# Start of Records to use
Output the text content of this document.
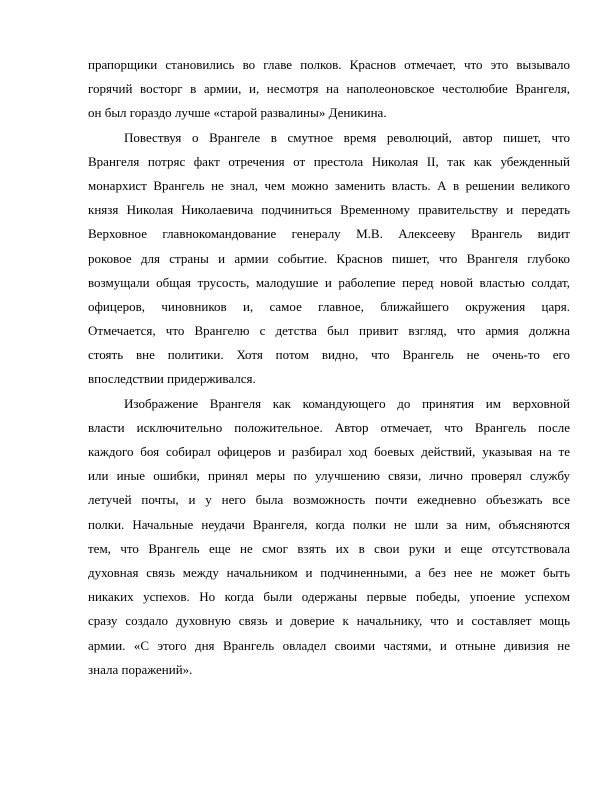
прапорщики становились во главе полков. Краснов отмечает, что это вызывало
горячий восторг в армии, и, несмотря на наполеоновское честолюбие Врангеля,
он был гораздо лучше «старой развалины» Деникина.
Повествуя о Врангеле в смутное время революций, автор пишет, что
Врангеля потряс факт отречения от престола Николая II, так как убежденный
монархист Врангель не знал, чем можно заменить власть. А в решении великого
князя Николая Николаевича подчиниться Временному правительству и передать
Верховное главнокомандование генералу М.В. Алексееву Врангель видит
роковое для страны и армии событие. Краснов пишет, что Врангеля глубоко
возмущали общая трусость, малодушие и раболепие перед новой властью солдат,
офицеров, чиновников и, самое главное, ближайшего окружения царя.
Отмечается, что Врангелю с детства был привит взгляд, что армия должна
стоять вне политики. Хотя потом видно, что Врангель не очень-то его
впоследствии придерживался.
Изображение Врангеля как командующего до принятия им верховной
власти исключительно положительное. Автор отмечает, что Врангель после
каждого боя собирал офицеров и разбирал ход боевых действий, указывая на те
или иные ошибки, принял меры по улучшению связи, лично проверял службу
летучей почты, и у него была возможность почти ежедневно объезжать все
полки. Начальные неудачи Врангеля, когда полки не шли за ним, объясняются
тем, что Врангель еще не смог взять их в свои руки и еще отсутствовала
духовная связь между начальником и подчиненными, а без нее не может быть
никаких успехов. Но когда были одержаны первые победы, упоение успехом
сразу создало духовную связь и доверие к начальнику, что и составляет мощь
армии. «С этого дня Врангель овладел своими частями, и отныне дивизия не
знала поражений».
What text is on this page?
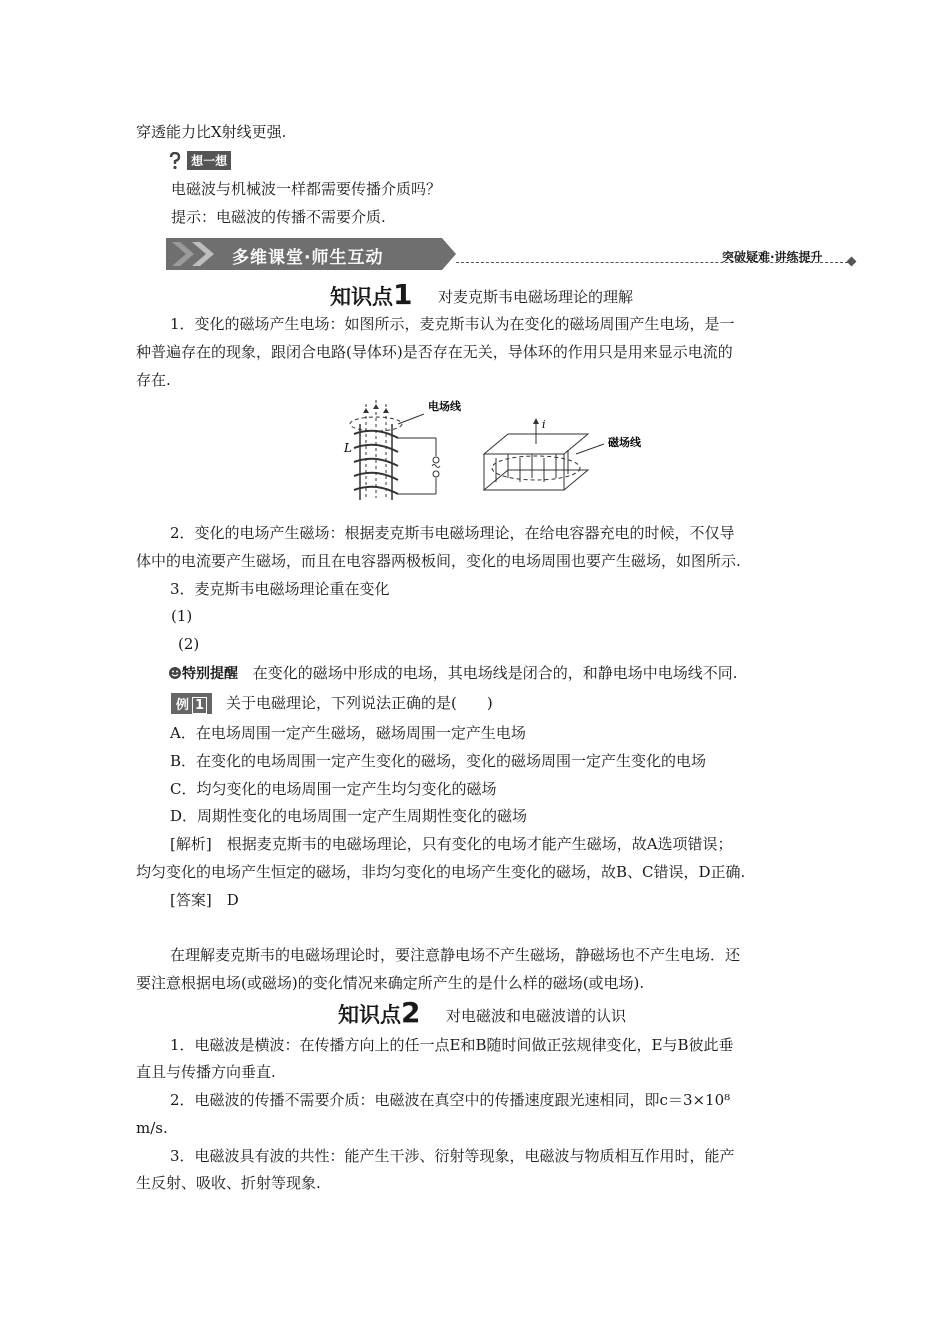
穿透能力比X射线更强.
想一想
电磁波与机械波一样都需要传播介质吗？
提示：电磁波的传播不需要介质.
多维课堂·师生互动	突破疑难·讲练提升
知识点1 对麦克斯韦电磁场理论的理解
1．变化的磁场产生电场：如图所示，麦克斯韦认为在变化的磁场周围产生电场，是一
种普遍存在的现象，跟闭合电路(导体环)是否存在无关，导体环的作用只是用来显示电流的
存在.
电场线
L
i
磁场线
2．变化的电场产生磁场：根据麦克斯韦电磁场理论，在给电容器充电的时候，不仅导
体中的电流要产生磁场，而且在电容器两极板间，变化的电场周围也要产生磁场，如图所示.
3．麦克斯韦电磁场理论重在变化
(1)
(2)
特别提醒 在变化的磁场中形成的电场，其电场线是闭合的，和静电场中电场线不同.
例 1	关于电磁理论，下列说法正确的是(　　)
A．在电场周围一定产生磁场，磁场周围一定产生电场
B．在变化的电场周围一定产生变化的磁场，变化的磁场周围一定产生变化的电场
C．均匀变化的电场周围一定产生均匀变化的磁场
D．周期性变化的电场周围一定产生周期性变化的磁场
[解析]　根据麦克斯韦的电磁场理论，只有变化的电场才能产生磁场，故A选项错误；
均匀变化的电场产生恒定的磁场，非均匀变化的电场产生变化的磁场，故B、C错误，D正确.
[答案]　D
在理解麦克斯韦的电磁场理论时，要注意静电场不产生磁场，静磁场也不产生电场．还
要注意根据电场(或磁场)的变化情况来确定所产生的是什么样的磁场(或电场).
知识点2 对电磁波和电磁波谱的认识
1．电磁波是横波：在传播方向上的任一点E和B随时间做正弦规律变化，E与B彼此垂
直且与传播方向垂直.
2．电磁波的传播不需要介质：电磁波在真空中的传播速度跟光速相同，即c＝3×10⁸
m/s.
3．电磁波具有波的共性：能产生干涉、衍射等现象，电磁波与物质相互作用时，能产
生反射、吸收、折射等现象.
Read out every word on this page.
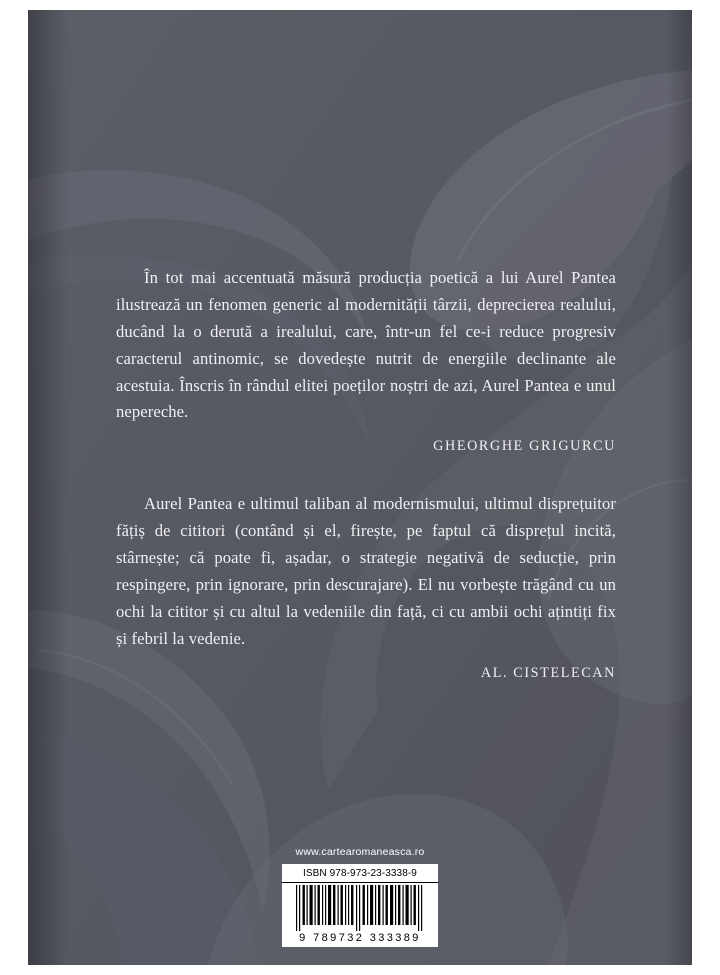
În tot mai accentuată măsură producția poetică a lui Aurel Pantea ilustrează un fenomen generic al modernității târzii, deprecierea realului, ducând la o derută a irealului, care, într-un fel ce-i reduce progresiv caracterul antinomic, se dovedește nutrit de energiile declinante ale acestuia. Înscris în rândul elitei poeților noștri de azi, Aurel Pantea e unul nepereche.

GHEORGHE GRIGURCU

Aurel Pantea e ultimul taliban al modernismului, ultimul disprețuitor fățiș de cititori (contând și el, firește, pe faptul că disprețul incită, stârnește; că poate fi, așadar, o strategie negativă de seducție, prin respingere, prin ignorare, prin descurajare). El nu vorbește trăgând cu un ochi la cititor și cu altul la vedeniile din față, ci cu ambii ochi ațintiți fix și febril la vedenie.

AL. CISTELECAN

www.cartearomaneasca.ro
ISBN 978-973-23-3338-9
9 789732 333389
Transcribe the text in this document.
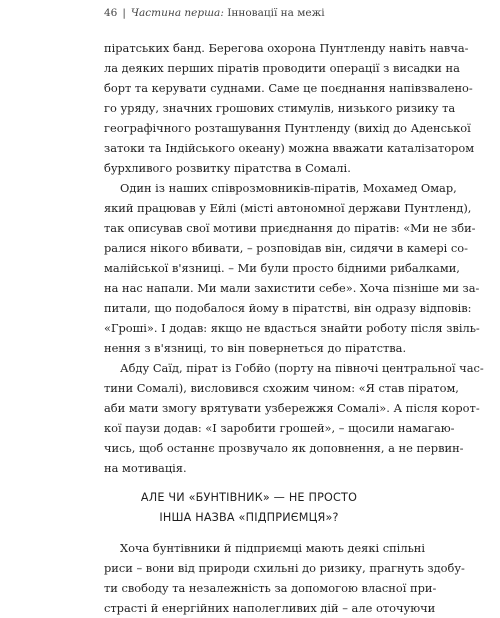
46 | Частина перша: Інновації на межі
піратських банд. Берегова охорона Пунтленду навіть навча-
ла деяких перших піратів проводити операції з висадки на
борт та керувати суднами. Саме це поєднання напівзвалено-
го уряду, значних грошових стимулів, низького ризику та
географічного розташування Пунтленду (вихід до Аденської
затоки та Індійського океану) можна вважати каталізатором
бурхливого розвитку піратства в Сомалі.
Один із наших співрозмовників-піратів, Мохамед Омар,
який працював у Ейлі (місті автономної держави Пунтленд),
так описував свої мотиви приєднання до піратів: «Ми не зби-
ралися нікого вбивати, – розповідав він, сидячи в камері со-
малійської в'язниці. – Ми були просто бідними рибалками,
на нас напали. Ми мали захистити себе». Хоча пізніше ми за-
питали, що подобалося йому в піратстві, він одразу відповів:
«Гроші». І додав: якщо не вдасться знайти роботу після звіль-
нення з в'язниці, то він повернеться до піратства.
Абду Саїд, пірат із Гобйо (порту на півночі центральної час-
тини Сомалі), висловився схожим чином: «Я став піратом,
аби мати змогу врятувати узбережжя Сомалі». А після корот-
кої паузи додав: «І заробити грошей», – щосили намагаю-
чись, щоб останнє прозвучало як доповнення, а не первин-
на мотивація.
АЛЕ ЧИ «БУНТІВНИК» — НЕ ПРОСТО
ІНША НАЗВА «ПІДПРИЄМЦЯ»?
Хоча бунтівники й підприємці мають деякі спільні
риси – вони від природи схильні до ризику, прагнуть здобу-
ти свободу та незалежність за допомогою власної при-
страсті й енергійних наполегливих дій – але оточуючи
# End of Records to use
_What you will do_
Quote the records above exactly, leaving out any pictures.

_Result of the task_
Output the text content of this document.
прапорщики становились во главе полков. Краснов отмечает, что это вызывало
горячий восторг в армии, и, несмотря на наполеоновское честолюбие Врангеля,
он был гораздо лучше «старой развалины» Деникина.
Повествуя о Врангеле в смутное время революций, автор пишет, что
Врангеля потряс факт отречения от престола Николая II, так как убежденный
монархист Врангель не знал, чем можно заменить власть. А в решении великого
князя Николая Николаевича подчиниться Временному правительству и передать
Верховное главнокомандование генералу М.В. Алексееву Врангель видит
роковое для страны и армии событие. Краснов пишет, что Врангеля глубоко
возмущали общая трусость, малодушие и раболепие перед новой властью солдат,
офицеров, чиновников и, самое главное, ближайшего окружения царя.
Отмечается, что Врангелю с детства был привит взгляд, что армия должна
стоять вне политики. Хотя потом видно, что Врангель не очень-то его
впоследствии придерживался.
Изображение Врангеля как командующего до принятия им верховной
власти исключительно положительное. Автор отмечает, что Врангель после
каждого боя собирал офицеров и разбирал ход боевых действий, указывая на те
или иные ошибки, принял меры по улучшению связи, лично проверял службу
летучей почты, и у него была возможность почти ежедневно объезжать все
полки. Начальные неудачи Врангеля, когда полки не шли за ним, объясняются
тем, что Врангель еще не смог взять их в свои руки и еще отсутствовала
духовная связь между начальником и подчиненными, а без нее не может быть
никаких успехов. Но когда были одержаны первые победы, упоение успехом
сразу создало духовную связь и доверие к начальнику, что и составляет мощь
армии. «С этого дня Врангель овладел своими частями, и отныне дивизия не
знала поражений».
What text is on this page?
穿透能力比X射线更强.
想一想
电磁波与机械波一样都需要传播介质吗？
提示：电磁波的传播不需要介质.
多维课堂·师生互动	突破疑难·讲练提升
知识点1 对麦克斯韦电磁场理论的理解
1．变化的磁场产生电场：如图所示，麦克斯韦认为在变化的磁场周围产生电场，是一
种普遍存在的现象，跟闭合电路(导体环)是否存在无关，导体环的作用只是用来显示电流的
存在.
电场线
L
i
磁场线
2．变化的电场产生磁场：根据麦克斯韦电磁场理论，在给电容器充电的时候，不仅导
体中的电流要产生磁场，而且在电容器两极板间，变化的电场周围也要产生磁场，如图所示.
3．麦克斯韦电磁场理论重在变化
(1)
(2)
特别提醒 在变化的磁场中形成的电场，其电场线是闭合的，和静电场中电场线不同.
例 1	关于电磁理论，下列说法正确的是(　　)
A．在电场周围一定产生磁场，磁场周围一定产生电场
B．在变化的电场周围一定产生变化的磁场，变化的磁场周围一定产生变化的电场
C．均匀变化的电场周围一定产生均匀变化的磁场
D．周期性变化的电场周围一定产生周期性变化的磁场
[解析]　根据麦克斯韦的电磁场理论，只有变化的电场才能产生磁场，故A选项错误；
均匀变化的电场产生恒定的磁场，非均匀变化的电场产生变化的磁场，故B、C错误，D正确.
[答案]　D
在理解麦克斯韦的电磁场理论时，要注意静电场不产生磁场，静磁场也不产生电场．还
要注意根据电场(或磁场)的变化情况来确定所产生的是什么样的磁场(或电场).
知识点2 对电磁波和电磁波谱的认识
1．电磁波是横波：在传播方向上的任一点E和B随时间做正弦规律变化，E与B彼此垂
直且与传播方向垂直.
2．电磁波的传播不需要介质：电磁波在真空中的传播速度跟光速相同，即c＝3×10⁸
m/s.
3．电磁波具有波的共性：能产生干涉、衍射等现象，电磁波与物质相互作用时，能产
生反射、吸收、折射等现象.
Read out every word on this page.
În tot mai accentuată măsură producția poetică a lui Aurel Pantea ilustrează un fenomen generic al modernității târzii, deprecierea realului, ducând la o derută a irealului, care, într-un fel ce-i reduce progresiv caracterul antinomic, se dovedește nutrit de energiile declinante ale acestuia. Înscris în rândul elitei poeților noștri de azi, Aurel Pantea e unul nepereche.

GHEORGHE GRIGURCU

Aurel Pantea e ultimul taliban al modernismului, ultimul disprețuitor fățiș de cititori (contând și el, firește, pe faptul că disprețul incită, stârnește; că poate fi, așadar, o strategie negativă de seducție, prin respingere, prin ignorare, prin descurajare). El nu vorbește trăgând cu un ochi la cititor și cu altul la vedeniile din față, ci cu ambii ochi ațintiți fix și febril la vedenie.

AL. CISTELECAN

www.cartearomaneasca.ro
ISBN 978-973-23-3338-9
9 789732 333389
Transcribe the text in this document.
46 | Частина перша: Інновації на межі
піратських банд. Берегова охорона Пунтленду навіть навча-
ла деяких перших піратів проводити операції з висадки на
борт та керувати суднами. Саме це поєднання напівзвалено-
го уряду, значних грошових стимулів, низького ризику та
географічного розташування Пунтленду (вихід до Аденської
затоки та Індійського океану) можна вважати каталізатором
бурхливого розвитку піратства в Сомалі.
Один із наших співрозмовників-піратів, Мохамед Омар,
який працював у Ейлі (місті автономної держави Пунтленд),
так описував свої мотиви приєднання до піратів: «Ми не зби-
ралися нікого вбивати, – розповідав він, сидячи в камері со-
малійської в'язниці. – Ми були просто бідними рибалками,
на нас напали. Ми мали захистити себе». Хоча пізніше ми за-
питали, що подобалося йому в піратстві, він одразу відповів:
«Гроші». І додав: якщо не вдасться знайти роботу після звіль-
нення з в'язниці, то він повернеться до піратства.
Абду Саїд, пірат із Гобйо (порту на півночі центральної час-
тини Сомалі), висловився схожим чином: «Я став піратом,
аби мати змогу врятувати узбережжя Сомалі». А після корот-
кої паузи додав: «І заробити грошей», – щосили намагаю-
чись, щоб останнє прозвучало як доповнення, а не первин-
на мотивація.
АЛЕ ЧИ «БУНТІВНИК» — НЕ ПРОСТО
ІНША НАЗВА «ПІДПРИЄМЦЯ»?
Хоча бунтівники й підприємці мають деякі спільні
риси – вони від природи схильні до ризику, прагнуть здобу-
ти свободу та незалежність за допомогою власної при-
страсті й енергійних наполегливих дій – але оточуючи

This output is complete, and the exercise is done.